======== SUPPLIED RECORDS
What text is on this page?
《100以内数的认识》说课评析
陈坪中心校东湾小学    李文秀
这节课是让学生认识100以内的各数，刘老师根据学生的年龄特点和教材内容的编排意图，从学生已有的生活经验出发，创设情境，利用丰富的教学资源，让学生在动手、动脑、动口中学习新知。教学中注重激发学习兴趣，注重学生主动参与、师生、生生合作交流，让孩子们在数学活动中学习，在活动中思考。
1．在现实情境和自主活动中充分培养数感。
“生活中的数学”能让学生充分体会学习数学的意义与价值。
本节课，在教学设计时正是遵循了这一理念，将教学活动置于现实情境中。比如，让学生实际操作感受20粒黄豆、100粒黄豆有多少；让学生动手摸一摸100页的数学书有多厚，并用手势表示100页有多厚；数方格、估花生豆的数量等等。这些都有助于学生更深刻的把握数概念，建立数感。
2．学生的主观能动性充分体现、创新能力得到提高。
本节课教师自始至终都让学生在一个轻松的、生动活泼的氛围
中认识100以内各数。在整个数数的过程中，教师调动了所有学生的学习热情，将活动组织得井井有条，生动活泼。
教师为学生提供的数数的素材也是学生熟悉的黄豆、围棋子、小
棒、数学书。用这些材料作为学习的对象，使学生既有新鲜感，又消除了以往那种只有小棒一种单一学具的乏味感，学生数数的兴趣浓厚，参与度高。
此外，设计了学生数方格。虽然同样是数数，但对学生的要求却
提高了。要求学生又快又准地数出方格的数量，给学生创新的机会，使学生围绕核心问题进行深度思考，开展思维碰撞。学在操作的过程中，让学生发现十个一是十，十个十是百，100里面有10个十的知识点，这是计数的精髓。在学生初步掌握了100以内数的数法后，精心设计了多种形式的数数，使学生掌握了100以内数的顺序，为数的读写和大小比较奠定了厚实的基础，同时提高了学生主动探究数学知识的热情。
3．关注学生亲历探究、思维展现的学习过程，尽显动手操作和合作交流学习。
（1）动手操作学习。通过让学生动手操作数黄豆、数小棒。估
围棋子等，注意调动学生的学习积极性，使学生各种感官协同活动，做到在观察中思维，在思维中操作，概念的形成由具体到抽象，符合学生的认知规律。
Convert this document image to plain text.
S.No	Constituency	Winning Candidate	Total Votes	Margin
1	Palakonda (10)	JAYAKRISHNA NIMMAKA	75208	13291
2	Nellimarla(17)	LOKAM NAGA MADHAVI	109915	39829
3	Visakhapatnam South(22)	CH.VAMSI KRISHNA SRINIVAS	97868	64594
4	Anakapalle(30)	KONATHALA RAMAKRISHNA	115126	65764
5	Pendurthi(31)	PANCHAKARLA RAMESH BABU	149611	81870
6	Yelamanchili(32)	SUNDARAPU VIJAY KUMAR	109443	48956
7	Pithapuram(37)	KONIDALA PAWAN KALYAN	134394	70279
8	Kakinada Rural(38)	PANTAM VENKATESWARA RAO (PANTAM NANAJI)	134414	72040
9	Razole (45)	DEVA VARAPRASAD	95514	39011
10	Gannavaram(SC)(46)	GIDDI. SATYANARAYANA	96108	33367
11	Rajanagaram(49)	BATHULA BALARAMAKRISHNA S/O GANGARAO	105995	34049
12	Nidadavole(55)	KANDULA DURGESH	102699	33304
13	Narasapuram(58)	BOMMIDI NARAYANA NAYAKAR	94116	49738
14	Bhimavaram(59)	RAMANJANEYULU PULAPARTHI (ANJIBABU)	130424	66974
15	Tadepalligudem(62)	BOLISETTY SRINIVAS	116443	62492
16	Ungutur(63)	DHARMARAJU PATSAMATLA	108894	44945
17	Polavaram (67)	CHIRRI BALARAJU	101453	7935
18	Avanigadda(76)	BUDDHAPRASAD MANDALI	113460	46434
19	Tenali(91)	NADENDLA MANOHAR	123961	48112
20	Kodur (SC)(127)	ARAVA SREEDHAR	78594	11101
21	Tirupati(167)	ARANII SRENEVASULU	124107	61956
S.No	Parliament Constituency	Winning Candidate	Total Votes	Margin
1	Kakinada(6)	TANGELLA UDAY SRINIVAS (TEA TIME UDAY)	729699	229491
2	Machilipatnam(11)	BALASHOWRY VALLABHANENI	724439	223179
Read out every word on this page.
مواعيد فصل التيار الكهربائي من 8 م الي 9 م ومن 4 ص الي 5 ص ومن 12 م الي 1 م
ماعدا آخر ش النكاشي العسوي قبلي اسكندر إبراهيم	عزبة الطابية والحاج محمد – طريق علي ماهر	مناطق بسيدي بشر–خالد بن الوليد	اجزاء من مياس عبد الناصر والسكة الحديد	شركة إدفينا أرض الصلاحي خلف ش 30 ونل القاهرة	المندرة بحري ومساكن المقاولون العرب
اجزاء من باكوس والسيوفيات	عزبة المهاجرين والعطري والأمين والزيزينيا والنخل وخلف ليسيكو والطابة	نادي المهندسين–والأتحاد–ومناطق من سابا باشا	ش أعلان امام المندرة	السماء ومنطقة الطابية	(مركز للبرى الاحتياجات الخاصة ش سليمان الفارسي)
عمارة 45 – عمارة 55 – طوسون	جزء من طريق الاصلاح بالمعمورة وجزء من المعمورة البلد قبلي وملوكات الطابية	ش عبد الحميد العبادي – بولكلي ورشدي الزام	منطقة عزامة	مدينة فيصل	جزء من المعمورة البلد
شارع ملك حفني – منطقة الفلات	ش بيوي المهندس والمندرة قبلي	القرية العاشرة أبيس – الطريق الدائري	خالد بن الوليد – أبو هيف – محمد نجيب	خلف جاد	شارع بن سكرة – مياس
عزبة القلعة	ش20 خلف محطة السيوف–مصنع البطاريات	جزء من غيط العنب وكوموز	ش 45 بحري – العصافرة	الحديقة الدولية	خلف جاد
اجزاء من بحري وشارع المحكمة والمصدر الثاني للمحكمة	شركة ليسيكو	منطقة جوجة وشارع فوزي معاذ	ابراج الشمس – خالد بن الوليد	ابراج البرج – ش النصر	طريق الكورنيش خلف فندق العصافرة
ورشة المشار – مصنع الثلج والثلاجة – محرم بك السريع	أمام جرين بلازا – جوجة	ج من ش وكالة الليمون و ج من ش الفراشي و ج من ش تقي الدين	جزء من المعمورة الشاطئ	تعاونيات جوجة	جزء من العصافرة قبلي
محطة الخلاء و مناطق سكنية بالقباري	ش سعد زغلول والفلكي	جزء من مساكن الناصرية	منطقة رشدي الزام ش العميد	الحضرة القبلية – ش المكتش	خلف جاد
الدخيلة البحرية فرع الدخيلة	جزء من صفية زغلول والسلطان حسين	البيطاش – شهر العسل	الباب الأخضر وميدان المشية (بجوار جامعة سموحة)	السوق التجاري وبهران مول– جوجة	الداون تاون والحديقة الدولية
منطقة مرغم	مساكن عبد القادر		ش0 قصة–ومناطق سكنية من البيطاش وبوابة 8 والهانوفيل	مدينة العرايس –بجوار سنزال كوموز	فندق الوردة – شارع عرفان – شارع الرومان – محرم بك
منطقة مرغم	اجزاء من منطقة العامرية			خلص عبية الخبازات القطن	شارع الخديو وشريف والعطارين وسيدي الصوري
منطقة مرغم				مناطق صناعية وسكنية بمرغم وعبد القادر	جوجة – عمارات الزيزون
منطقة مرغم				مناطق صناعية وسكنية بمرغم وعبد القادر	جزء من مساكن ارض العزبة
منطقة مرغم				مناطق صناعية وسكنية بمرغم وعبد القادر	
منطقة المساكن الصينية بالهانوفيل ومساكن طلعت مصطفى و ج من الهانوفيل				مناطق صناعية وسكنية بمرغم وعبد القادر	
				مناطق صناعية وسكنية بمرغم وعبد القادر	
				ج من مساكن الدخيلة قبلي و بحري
================
List every line in the records above that contains the word "جوجة".

اجزاء من بحري وشارع المحكمة والمصدر الثاني للمحكمة	شركة ليسيكو	منطقة جوجة وشارع فوزي معاذ	ابراج الشمس – خالد بن الوليد	ابراج البرج – ش النصر	طريق الكورنيش خلف فندق العصافرة
ورشة المشار – مصنع الثلج والثلاجة – محرم بك السريع	أمام جرين بلازا – جوجة	ج من ش وكالة الليمون و ج من ش الفراشي و ج من ش تقي الدين	جزء من المعمورة الشاطئ	تعاونيات جوجة	جزء من العصافرة قبلي
الدخيلة البحرية فرع الدخيلة	جزء من صفية زغلول والسلطان حسين	البيطاش – شهر العسل	الباب الأخضر وميدان المشية (بجوار جامعة سموحة)	السوق التجاري وبهران مول– جوجة	الداون تاون والحديقة الدولية
منطقة مرغم				مناطق صناعية وسكنية بمرغم وعبد القادر	جوجة – عمارات الزيزون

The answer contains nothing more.